Segment Start: Excerpted records

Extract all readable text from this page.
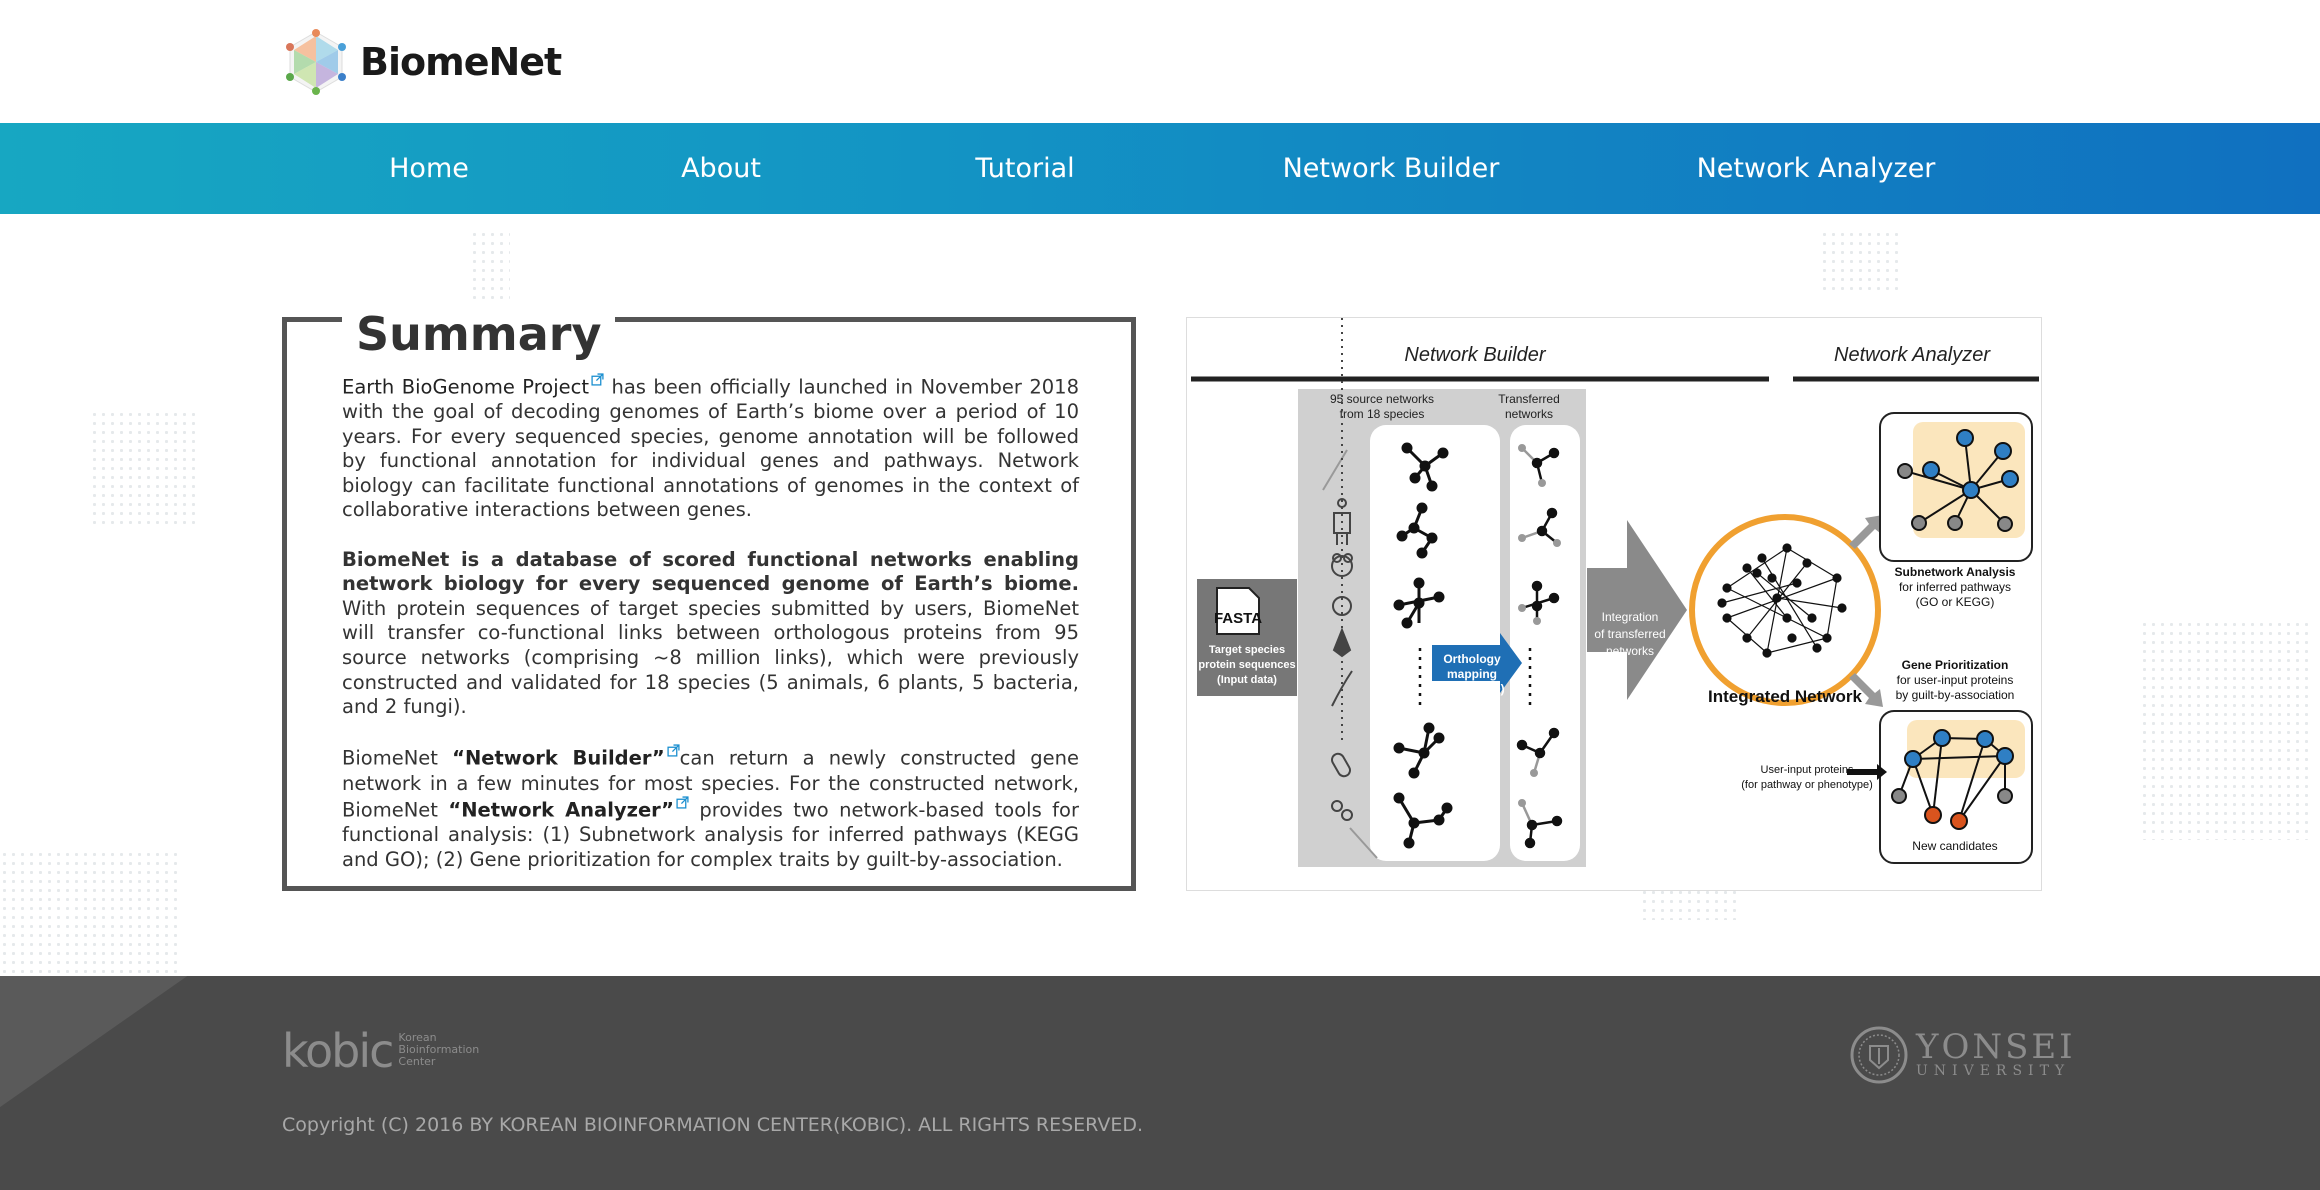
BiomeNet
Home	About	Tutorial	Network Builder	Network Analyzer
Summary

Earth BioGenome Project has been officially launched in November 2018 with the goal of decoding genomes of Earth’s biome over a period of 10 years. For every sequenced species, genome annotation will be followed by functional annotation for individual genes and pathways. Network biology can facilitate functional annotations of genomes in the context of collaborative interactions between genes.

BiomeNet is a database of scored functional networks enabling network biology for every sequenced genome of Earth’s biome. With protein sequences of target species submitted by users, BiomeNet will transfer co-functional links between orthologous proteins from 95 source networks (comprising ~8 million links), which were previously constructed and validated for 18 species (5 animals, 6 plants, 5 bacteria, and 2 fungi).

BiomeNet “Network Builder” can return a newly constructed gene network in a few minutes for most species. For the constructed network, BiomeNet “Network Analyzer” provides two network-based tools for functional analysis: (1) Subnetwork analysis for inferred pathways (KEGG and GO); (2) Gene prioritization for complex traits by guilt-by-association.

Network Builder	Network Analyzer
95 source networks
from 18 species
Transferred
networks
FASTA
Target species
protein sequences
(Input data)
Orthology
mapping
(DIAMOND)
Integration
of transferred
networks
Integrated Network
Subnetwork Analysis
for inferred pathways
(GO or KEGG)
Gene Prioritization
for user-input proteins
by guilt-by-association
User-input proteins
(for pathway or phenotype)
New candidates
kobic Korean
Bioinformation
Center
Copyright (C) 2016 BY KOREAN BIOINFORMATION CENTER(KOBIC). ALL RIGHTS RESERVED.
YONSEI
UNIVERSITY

Segment End: Excerpted records
Segment Start: Excerpted records

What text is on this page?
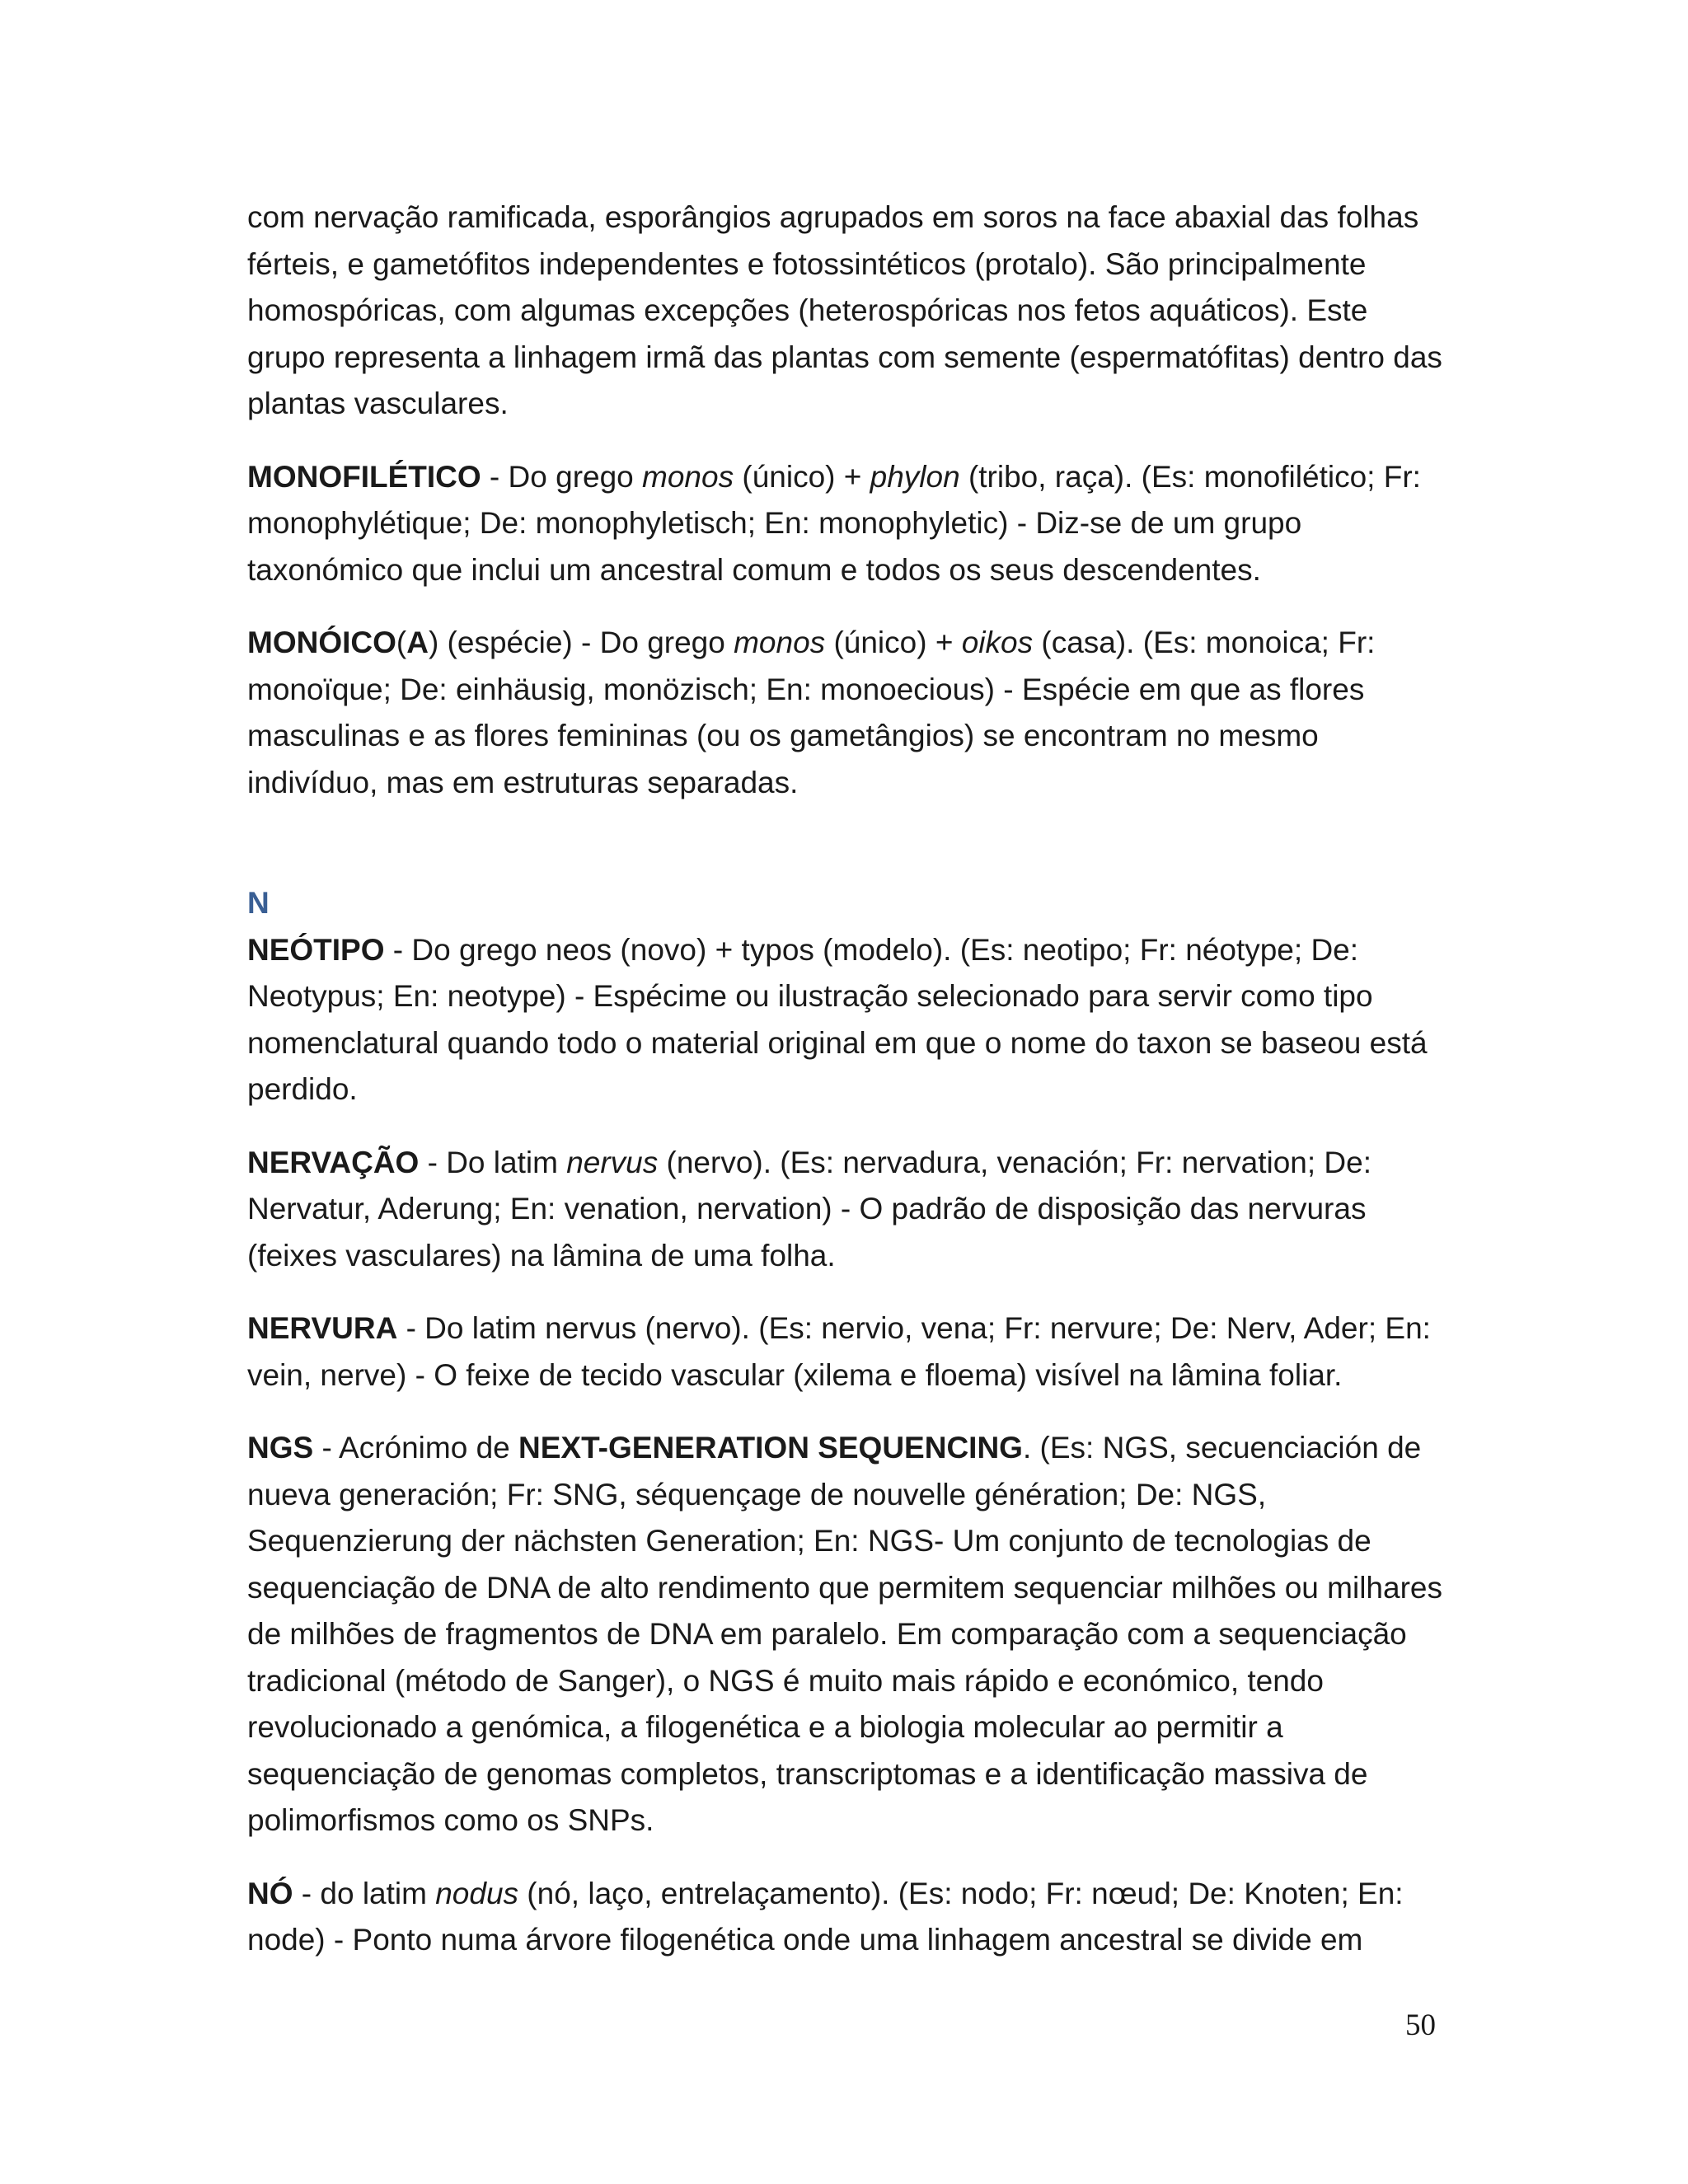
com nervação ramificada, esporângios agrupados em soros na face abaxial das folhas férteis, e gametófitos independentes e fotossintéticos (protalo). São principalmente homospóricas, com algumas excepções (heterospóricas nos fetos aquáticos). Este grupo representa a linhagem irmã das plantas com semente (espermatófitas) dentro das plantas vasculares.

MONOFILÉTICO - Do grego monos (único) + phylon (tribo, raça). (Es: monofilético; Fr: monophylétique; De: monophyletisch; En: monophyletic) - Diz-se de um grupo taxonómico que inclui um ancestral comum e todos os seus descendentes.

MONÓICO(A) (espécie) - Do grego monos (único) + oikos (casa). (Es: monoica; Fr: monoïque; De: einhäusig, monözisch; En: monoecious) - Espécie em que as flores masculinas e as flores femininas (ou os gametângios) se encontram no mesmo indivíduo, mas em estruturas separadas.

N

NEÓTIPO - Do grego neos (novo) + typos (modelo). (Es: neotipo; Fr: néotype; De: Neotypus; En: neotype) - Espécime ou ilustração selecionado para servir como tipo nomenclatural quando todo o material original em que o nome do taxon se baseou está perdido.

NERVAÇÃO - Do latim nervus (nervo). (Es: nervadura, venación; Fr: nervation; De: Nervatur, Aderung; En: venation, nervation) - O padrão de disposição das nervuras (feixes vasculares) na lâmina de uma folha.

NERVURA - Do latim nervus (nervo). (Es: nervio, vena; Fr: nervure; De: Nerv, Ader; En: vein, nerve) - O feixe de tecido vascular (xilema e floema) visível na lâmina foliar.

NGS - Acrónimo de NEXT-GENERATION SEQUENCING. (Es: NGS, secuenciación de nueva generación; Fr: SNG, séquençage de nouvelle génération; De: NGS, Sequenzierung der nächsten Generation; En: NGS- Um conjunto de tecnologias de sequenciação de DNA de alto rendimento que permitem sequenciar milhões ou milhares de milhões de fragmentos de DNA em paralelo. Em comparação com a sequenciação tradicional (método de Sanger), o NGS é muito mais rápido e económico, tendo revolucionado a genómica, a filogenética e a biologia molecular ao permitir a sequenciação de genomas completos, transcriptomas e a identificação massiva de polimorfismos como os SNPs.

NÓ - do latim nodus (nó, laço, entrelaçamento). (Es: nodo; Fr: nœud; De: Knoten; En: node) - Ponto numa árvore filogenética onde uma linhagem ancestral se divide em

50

Segment End: Excerpted records

## Directions for this task
In the material above, find each line that has the string "KEGG" and return it.

## Output below
BiomeNet “Network Builder” can return a newly constructed gene network in a few minutes for most species. For the constructed network, BiomeNet “Network Analyzer” provides two network-based tools for functional analysis: (1) Subnetwork analysis for inferred pathways (KEGG and GO); (2) Gene prioritization for complex traits by guilt-by-association.
(GO or KEGG)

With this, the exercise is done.